Data entries:
— Start —

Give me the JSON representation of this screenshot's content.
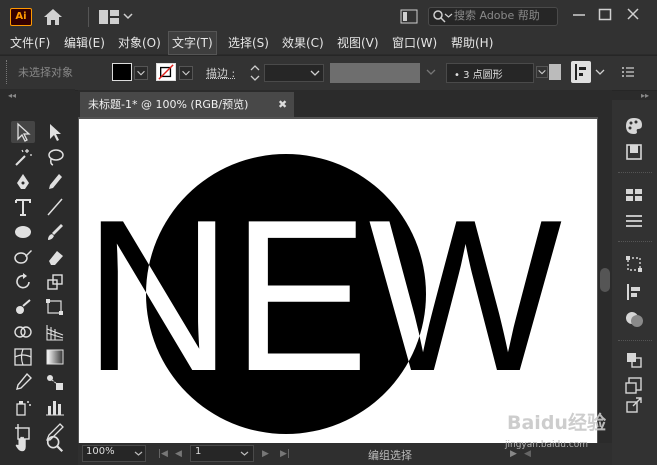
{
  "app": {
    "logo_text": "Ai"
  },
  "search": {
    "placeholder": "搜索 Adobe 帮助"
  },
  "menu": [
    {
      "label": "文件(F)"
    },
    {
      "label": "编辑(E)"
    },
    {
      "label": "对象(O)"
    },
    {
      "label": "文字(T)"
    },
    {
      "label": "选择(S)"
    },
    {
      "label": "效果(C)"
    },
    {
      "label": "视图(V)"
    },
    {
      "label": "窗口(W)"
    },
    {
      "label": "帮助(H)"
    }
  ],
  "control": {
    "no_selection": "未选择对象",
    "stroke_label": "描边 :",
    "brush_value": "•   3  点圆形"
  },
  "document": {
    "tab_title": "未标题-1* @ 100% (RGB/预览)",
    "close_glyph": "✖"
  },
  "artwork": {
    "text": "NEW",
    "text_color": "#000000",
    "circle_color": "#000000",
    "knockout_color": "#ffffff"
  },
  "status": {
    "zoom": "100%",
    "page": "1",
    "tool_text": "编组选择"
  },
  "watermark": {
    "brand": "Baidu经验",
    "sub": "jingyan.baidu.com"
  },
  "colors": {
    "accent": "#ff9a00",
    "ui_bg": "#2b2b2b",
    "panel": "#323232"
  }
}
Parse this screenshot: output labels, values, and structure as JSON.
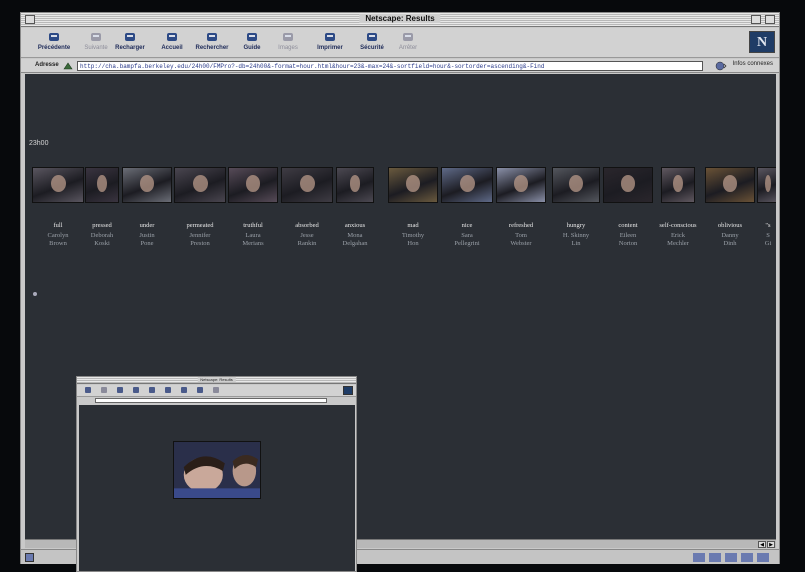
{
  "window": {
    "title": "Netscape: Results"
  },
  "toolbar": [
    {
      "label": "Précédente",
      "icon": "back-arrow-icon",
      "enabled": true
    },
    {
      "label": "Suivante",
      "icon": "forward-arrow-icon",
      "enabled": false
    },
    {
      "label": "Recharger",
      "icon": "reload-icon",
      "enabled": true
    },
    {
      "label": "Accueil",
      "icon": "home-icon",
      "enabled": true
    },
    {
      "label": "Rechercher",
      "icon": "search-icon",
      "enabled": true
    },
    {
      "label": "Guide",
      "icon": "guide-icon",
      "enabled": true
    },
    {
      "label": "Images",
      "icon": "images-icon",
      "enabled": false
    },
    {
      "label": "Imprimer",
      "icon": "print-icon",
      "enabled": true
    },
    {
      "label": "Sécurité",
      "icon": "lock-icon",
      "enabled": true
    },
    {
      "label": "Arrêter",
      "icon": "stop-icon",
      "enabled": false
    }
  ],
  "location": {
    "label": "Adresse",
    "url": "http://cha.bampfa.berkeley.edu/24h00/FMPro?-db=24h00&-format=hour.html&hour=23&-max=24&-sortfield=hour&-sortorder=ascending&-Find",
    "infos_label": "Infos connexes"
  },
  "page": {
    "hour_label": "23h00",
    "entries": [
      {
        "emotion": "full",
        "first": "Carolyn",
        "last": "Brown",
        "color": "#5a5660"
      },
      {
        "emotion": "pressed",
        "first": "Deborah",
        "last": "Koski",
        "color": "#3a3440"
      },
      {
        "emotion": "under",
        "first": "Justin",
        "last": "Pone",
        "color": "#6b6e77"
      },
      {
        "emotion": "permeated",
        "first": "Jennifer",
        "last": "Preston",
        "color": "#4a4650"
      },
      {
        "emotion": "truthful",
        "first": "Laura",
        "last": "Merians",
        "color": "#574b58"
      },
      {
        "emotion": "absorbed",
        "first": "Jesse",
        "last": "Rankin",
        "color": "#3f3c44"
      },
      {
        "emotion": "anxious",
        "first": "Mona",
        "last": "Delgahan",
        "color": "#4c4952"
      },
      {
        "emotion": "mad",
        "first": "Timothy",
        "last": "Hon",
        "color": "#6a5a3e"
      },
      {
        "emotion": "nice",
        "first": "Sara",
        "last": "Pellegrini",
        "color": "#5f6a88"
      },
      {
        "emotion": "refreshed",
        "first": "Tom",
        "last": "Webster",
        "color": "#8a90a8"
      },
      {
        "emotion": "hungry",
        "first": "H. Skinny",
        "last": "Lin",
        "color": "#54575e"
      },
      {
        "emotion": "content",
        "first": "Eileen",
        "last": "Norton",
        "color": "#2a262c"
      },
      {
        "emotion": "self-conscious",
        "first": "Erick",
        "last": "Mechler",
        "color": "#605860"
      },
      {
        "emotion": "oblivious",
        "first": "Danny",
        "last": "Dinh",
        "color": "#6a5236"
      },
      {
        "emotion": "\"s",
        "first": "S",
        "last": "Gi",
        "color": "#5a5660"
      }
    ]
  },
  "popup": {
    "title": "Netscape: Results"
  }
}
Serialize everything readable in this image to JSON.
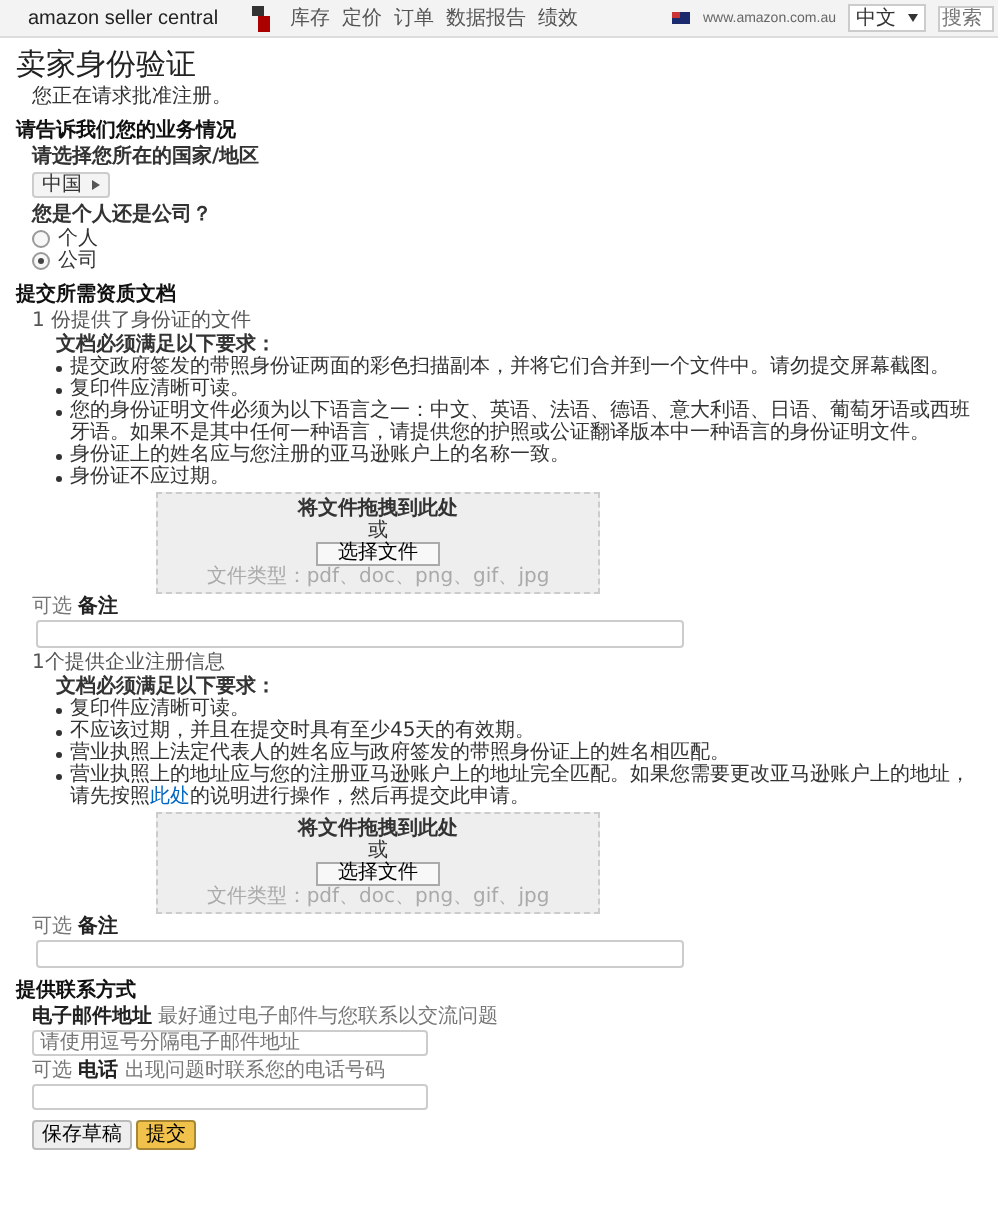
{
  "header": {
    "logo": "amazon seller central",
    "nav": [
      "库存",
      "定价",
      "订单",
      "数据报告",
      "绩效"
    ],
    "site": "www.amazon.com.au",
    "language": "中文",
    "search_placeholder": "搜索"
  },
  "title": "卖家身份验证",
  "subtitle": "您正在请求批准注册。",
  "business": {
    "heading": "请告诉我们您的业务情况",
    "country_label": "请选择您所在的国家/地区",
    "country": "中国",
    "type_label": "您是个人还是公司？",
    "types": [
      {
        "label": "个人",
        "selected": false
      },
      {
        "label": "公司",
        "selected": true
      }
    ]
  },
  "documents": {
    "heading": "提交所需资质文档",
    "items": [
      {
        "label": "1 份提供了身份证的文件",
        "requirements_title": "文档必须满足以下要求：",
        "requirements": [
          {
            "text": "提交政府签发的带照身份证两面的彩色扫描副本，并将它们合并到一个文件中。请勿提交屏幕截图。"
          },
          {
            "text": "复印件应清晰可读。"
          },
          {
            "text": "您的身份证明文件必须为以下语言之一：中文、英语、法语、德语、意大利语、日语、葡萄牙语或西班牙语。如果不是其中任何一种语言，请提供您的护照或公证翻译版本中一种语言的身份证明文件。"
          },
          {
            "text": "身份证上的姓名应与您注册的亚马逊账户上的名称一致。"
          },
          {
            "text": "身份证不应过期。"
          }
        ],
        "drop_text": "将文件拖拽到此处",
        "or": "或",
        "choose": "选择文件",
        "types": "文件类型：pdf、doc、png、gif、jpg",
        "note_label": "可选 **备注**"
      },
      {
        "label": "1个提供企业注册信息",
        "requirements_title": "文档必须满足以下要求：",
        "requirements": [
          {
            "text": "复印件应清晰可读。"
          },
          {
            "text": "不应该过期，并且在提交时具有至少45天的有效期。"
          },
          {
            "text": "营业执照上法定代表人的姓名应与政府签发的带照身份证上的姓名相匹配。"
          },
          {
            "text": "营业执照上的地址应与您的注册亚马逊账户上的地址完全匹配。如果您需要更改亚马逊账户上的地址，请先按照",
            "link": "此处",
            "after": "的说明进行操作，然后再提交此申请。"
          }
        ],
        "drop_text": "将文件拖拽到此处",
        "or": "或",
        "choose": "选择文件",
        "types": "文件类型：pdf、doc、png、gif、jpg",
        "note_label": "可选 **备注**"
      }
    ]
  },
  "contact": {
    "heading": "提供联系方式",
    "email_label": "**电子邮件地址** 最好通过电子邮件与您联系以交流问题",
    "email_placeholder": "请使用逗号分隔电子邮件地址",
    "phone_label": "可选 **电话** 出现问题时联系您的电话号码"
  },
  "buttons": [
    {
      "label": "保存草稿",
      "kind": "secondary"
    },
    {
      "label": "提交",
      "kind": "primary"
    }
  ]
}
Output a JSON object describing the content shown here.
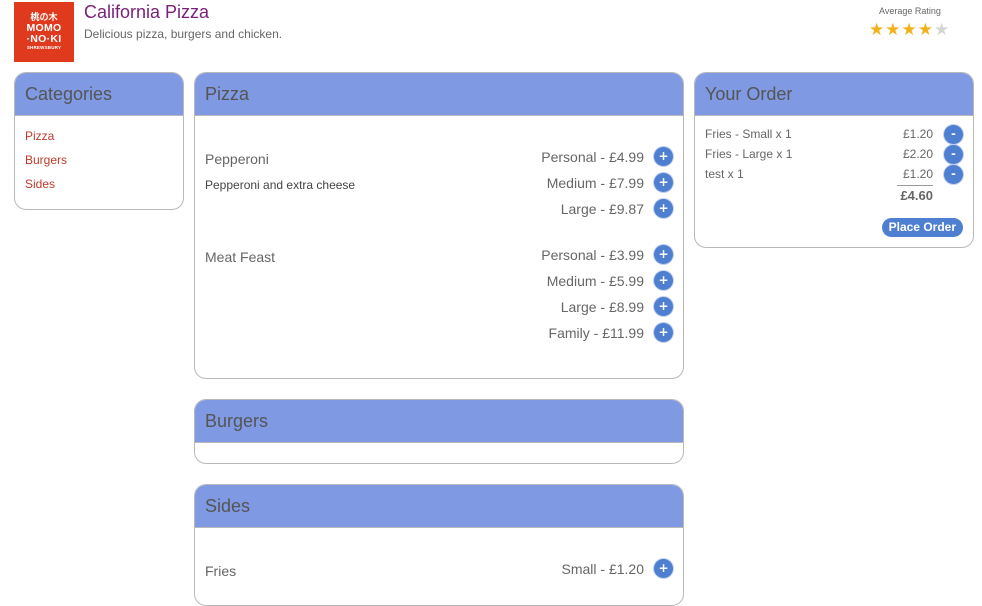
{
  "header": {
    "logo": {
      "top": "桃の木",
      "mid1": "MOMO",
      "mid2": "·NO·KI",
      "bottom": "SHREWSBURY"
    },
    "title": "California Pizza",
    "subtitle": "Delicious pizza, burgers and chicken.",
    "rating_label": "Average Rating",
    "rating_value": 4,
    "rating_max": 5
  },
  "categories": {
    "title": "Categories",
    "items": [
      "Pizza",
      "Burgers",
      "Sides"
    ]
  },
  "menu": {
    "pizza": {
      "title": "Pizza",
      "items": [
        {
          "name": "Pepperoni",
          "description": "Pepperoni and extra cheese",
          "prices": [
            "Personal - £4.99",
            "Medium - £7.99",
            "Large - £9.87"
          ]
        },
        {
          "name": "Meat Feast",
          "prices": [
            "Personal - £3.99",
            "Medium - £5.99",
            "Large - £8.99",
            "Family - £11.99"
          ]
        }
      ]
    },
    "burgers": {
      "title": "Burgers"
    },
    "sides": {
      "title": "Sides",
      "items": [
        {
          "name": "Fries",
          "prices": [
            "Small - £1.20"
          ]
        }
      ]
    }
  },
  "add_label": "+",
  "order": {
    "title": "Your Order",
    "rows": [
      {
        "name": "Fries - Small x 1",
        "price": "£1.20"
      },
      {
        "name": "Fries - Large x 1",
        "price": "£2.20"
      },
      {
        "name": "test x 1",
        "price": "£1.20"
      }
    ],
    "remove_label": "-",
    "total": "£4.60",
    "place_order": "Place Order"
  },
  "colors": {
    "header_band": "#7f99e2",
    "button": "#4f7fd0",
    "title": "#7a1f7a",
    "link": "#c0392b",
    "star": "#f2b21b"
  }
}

— End —

• **What is being asked**
Pick out, from the lines above, every one that contains the string "Pepperoni".

• **Output for this exercise**
          "name": "Pepperoni",
          "description": "Pepperoni and extra cheese",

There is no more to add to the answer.